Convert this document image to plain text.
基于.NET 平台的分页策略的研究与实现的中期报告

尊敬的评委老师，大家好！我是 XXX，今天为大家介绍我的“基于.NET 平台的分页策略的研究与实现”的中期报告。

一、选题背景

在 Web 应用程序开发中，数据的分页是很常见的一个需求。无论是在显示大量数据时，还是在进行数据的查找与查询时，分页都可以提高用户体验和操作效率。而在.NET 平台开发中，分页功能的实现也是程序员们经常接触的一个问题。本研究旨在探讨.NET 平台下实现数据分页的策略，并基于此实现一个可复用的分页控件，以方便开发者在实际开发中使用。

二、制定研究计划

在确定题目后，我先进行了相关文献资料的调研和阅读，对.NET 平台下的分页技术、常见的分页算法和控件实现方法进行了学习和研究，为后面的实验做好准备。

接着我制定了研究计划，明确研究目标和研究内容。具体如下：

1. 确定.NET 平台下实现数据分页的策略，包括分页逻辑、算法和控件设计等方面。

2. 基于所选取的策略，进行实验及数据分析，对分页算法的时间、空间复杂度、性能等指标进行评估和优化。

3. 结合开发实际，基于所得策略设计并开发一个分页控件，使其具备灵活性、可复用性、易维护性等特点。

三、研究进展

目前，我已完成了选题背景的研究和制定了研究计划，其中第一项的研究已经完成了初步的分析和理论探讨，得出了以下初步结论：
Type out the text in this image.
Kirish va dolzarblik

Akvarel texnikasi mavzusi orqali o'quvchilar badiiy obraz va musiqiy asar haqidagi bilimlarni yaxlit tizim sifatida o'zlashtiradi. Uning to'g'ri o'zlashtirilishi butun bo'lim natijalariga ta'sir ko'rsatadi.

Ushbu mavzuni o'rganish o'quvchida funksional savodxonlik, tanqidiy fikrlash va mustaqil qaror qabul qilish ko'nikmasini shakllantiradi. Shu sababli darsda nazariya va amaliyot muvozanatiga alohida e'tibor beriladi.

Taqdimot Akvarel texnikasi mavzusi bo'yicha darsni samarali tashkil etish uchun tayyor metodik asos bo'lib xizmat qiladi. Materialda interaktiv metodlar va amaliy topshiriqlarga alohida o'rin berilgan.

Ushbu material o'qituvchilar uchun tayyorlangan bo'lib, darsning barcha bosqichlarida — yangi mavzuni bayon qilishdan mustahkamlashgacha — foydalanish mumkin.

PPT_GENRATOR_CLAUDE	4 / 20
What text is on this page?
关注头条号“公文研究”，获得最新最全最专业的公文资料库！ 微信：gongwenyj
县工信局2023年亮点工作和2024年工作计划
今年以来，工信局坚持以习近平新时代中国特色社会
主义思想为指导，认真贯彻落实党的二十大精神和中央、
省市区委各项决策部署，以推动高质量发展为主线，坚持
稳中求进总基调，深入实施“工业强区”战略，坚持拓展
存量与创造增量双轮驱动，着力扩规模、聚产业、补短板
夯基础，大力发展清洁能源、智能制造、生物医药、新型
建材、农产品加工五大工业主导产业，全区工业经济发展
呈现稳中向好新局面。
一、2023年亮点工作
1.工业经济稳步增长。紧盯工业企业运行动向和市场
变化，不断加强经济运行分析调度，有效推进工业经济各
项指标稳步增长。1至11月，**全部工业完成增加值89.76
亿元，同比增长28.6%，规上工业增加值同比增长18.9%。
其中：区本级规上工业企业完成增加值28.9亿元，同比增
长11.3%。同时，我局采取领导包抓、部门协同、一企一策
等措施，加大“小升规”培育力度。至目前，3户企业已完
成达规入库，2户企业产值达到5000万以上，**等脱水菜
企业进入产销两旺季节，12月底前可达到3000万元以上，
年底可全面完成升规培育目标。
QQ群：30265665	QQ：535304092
----
== WORK TO DO ==
Output the lines from the line containing "What text is on this page?" to the end, both included; add nothing.

== EXERCISE SOLUTION ==
What text is on this page?
关注头条号“公文研究”，获得最新最全最专业的公文资料库！ 微信：gongwenyj
县工信局2023年亮点工作和2024年工作计划
今年以来，工信局坚持以习近平新时代中国特色社会
主义思想为指导，认真贯彻落实党的二十大精神和中央、
省市区委各项决策部署，以推动高质量发展为主线，坚持
稳中求进总基调，深入实施“工业强区”战略，坚持拓展
存量与创造增量双轮驱动，着力扩规模、聚产业、补短板
夯基础，大力发展清洁能源、智能制造、生物医药、新型
建材、农产品加工五大工业主导产业，全区工业经济发展
呈现稳中向好新局面。
一、2023年亮点工作
1.工业经济稳步增长。紧盯工业企业运行动向和市场
变化，不断加强经济运行分析调度，有效推进工业经济各
项指标稳步增长。1至11月，**全部工业完成增加值89.76
亿元，同比增长28.6%，规上工业增加值同比增长18.9%。
其中：区本级规上工业企业完成增加值28.9亿元，同比增
长11.3%。同时，我局采取领导包抓、部门协同、一企一策
等措施，加大“小升规”培育力度。至目前，3户企业已完
成达规入库，2户企业产值达到5000万以上，**等脱水菜
企业进入产销两旺季节，12月底前可达到3000万元以上，
年底可全面完成升规培育目标。
QQ群：30265665	QQ：535304092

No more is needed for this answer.